• _The exercise_:
Copy every entry word for word, but skip the pictures.
** begin Given records **
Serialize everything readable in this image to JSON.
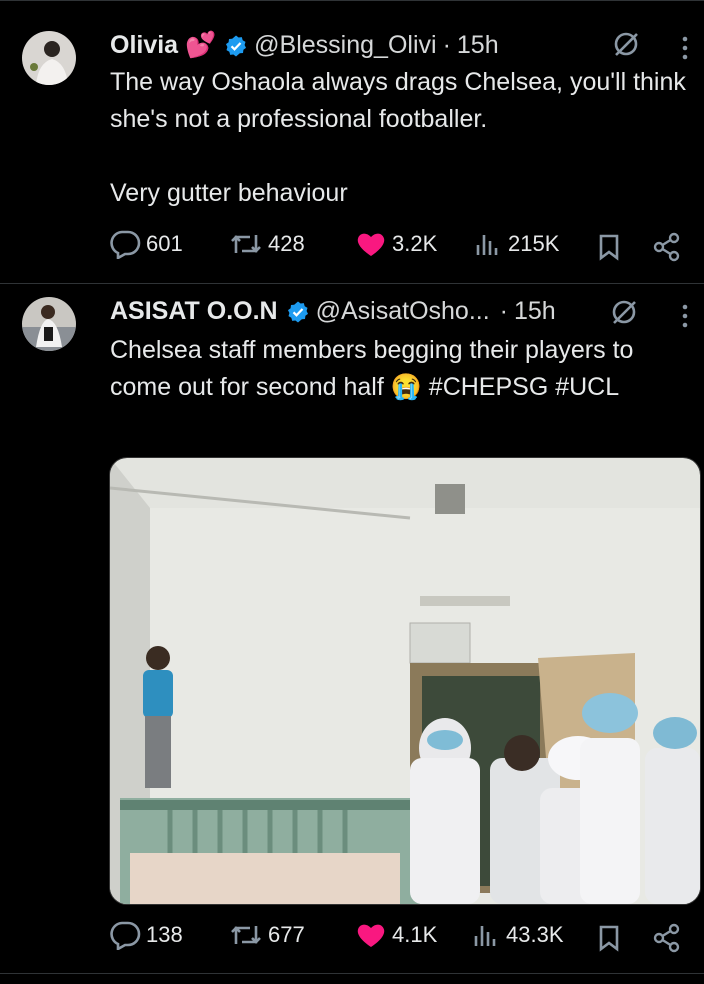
{
  "tweets": [
    {
      "name": "Olivia 💕",
      "handle": "@Blessing_Olivi",
      "sep": "·",
      "time": "15h",
      "text": "The way Oshaola always drags Chelsea, you'll think she's not a professional footballer.\n\nVery gutter behaviour",
      "replies": "601",
      "reposts": "428",
      "likes": "3.2K",
      "views": "215K"
    },
    {
      "name": "ASISAT O.O.N",
      "handle": "@AsisatOsho...",
      "sep": "·",
      "time": "15h",
      "text": "Chelsea staff members begging their players to come out for second half 😭 #CHEPSG #UCL",
      "replies": "138",
      "reposts": "677",
      "likes": "4.1K",
      "views": "43.3K"
    }
  ],
  "colors": {
    "like": "#f91880",
    "verified": "#1d9bf0",
    "text": "#e7e9ea",
    "border": "#2f3336"
  },
  "icons": [
    "reply-icon",
    "repost-icon",
    "heart-icon",
    "views-icon",
    "bookmark-icon",
    "share-icon",
    "grok-icon",
    "more-icon",
    "verified-icon"
  ]
}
** end Given records **
• _Response to the exercise_:
Serialize everything readable in this image to JSON.
{
  "tweets": [
    {
      "name": "Olivia 💕",
      "handle": "@Blessing_Olivi",
      "sep": "·",
      "time": "15h",
      "text": "The way Oshaola always drags Chelsea, you'll think she's not a professional footballer.\n\nVery gutter behaviour",
      "replies": "601",
      "reposts": "428",
      "likes": "3.2K",
      "views": "215K"
    },
    {
      "name": "ASISAT O.O.N",
      "handle": "@AsisatOsho...",
      "sep": "·",
      "time": "15h",
      "text": "Chelsea staff members begging their players to come out for second half 😭 #CHEPSG #UCL",
      "replies": "138",
      "reposts": "677",
      "likes": "4.1K",
      "views": "43.3K"
    }
  ],
  "colors": {
    "like": "#f91880",
    "verified": "#1d9bf0",
    "text": "#e7e9ea",
    "border": "#2f3336"
  },
  "icons": [
    "reply-icon",
    "repost-icon",
    "heart-icon",
    "views-icon",
    "bookmark-icon",
    "share-icon",
    "grok-icon",
    "more-icon",
    "verified-icon"
  ]
}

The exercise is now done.